***** LISTED ENTRIES *****

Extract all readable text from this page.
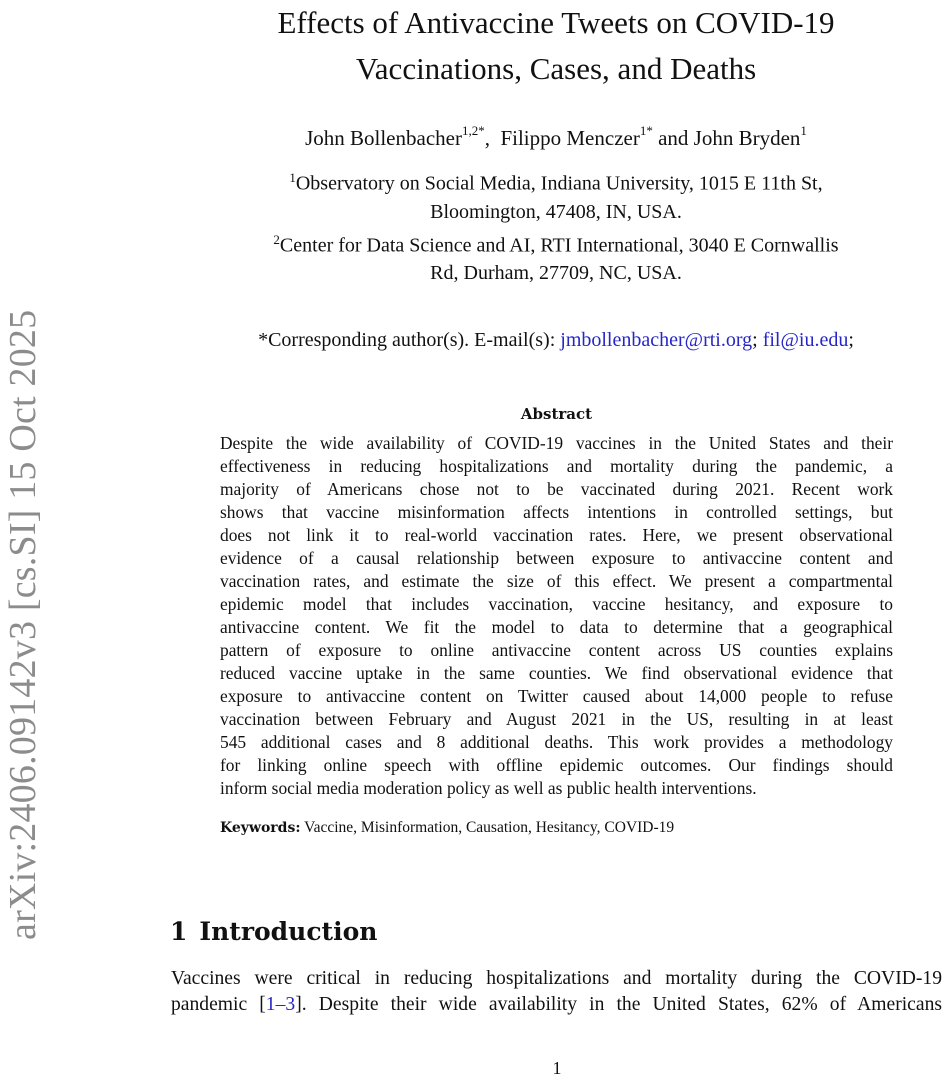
arXiv:2406.09142v3 [cs.SI] 15 Oct 2025
Effects of Antivaccine Tweets on COVID-19
Vaccinations, Cases, and Deaths
John Bollenbacher$^{1,2*}$,  Filippo Menczer$^{1*}$ and John Bryden$^1$
$^1$Observatory on Social Media, Indiana University, 1015 E 11th St,
Bloomington, 47408, IN, USA.
$^2$Center for Data Science and AI, RTI International, 3040 E Cornwallis
Rd, Durham, 27709, NC, USA.
*Corresponding author(s). E-mail(s): jmbollenbacher@rti.org; fil@iu.edu;
Abstract
Despite the wide availability of COVID-19 vaccines in the United States and their
effectiveness in reducing hospitalizations and mortality during the pandemic, a
majority of Americans chose not to be vaccinated during 2021. Recent work
shows that vaccine misinformation affects intentions in controlled settings, but
does not link it to real-world vaccination rates. Here, we present observational
evidence of a causal relationship between exposure to antivaccine content and
vaccination rates, and estimate the size of this effect. We present a compartmental
epidemic model that includes vaccination, vaccine hesitancy, and exposure to
antivaccine content. We fit the model to data to determine that a geographical
pattern of exposure to online antivaccine content across US counties explains
reduced vaccine uptake in the same counties. We find observational evidence that
exposure to antivaccine content on Twitter caused about 14,000 people to refuse
vaccination between February and August 2021 in the US, resulting in at least
545 additional cases and 8 additional deaths. This work provides a methodology
for linking online speech with offline epidemic outcomes. Our findings should
inform social media moderation policy as well as public health interventions.
Keywords: Vaccine, Misinformation, Causation, Hesitancy, COVID-19
1 Introduction
Vaccines were critical in reducing hospitalizations and mortality during the COVID-19
pandemic [1–3]. Despite their wide availability in the United States, 62% of Americans
1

*****

> **EXERCISE**: Quote the material word for word, dropping any images it holds.

> **REPLY**:
Extract all readable text from this page.
arXiv:2406.09142v3 [cs.SI] 15 Oct 2025
Effects of Antivaccine Tweets on COVID-19
Vaccinations, Cases, and Deaths
John Bollenbacher$^{1,2*}$,  Filippo Menczer$^{1*}$ and John Bryden$^1$
$^1$Observatory on Social Media, Indiana University, 1015 E 11th St,
Bloomington, 47408, IN, USA.
$^2$Center for Data Science and AI, RTI International, 3040 E Cornwallis
Rd, Durham, 27709, NC, USA.
*Corresponding author(s). E-mail(s): jmbollenbacher@rti.org; fil@iu.edu;
Abstract
Despite the wide availability of COVID-19 vaccines in the United States and their
effectiveness in reducing hospitalizations and mortality during the pandemic, a
majority of Americans chose not to be vaccinated during 2021. Recent work
shows that vaccine misinformation affects intentions in controlled settings, but
does not link it to real-world vaccination rates. Here, we present observational
evidence of a causal relationship between exposure to antivaccine content and
vaccination rates, and estimate the size of this effect. We present a compartmental
epidemic model that includes vaccination, vaccine hesitancy, and exposure to
antivaccine content. We fit the model to data to determine that a geographical
pattern of exposure to online antivaccine content across US counties explains
reduced vaccine uptake in the same counties. We find observational evidence that
exposure to antivaccine content on Twitter caused about 14,000 people to refuse
vaccination between February and August 2021 in the US, resulting in at least
545 additional cases and 8 additional deaths. This work provides a methodology
for linking online speech with offline epidemic outcomes. Our findings should
inform social media moderation policy as well as public health interventions.
Keywords: Vaccine, Misinformation, Causation, Hesitancy, COVID-19
1 Introduction
Vaccines were critical in reducing hospitalizations and mortality during the COVID-19
pandemic [1–3]. Despite their wide availability in the United States, 62% of Americans
1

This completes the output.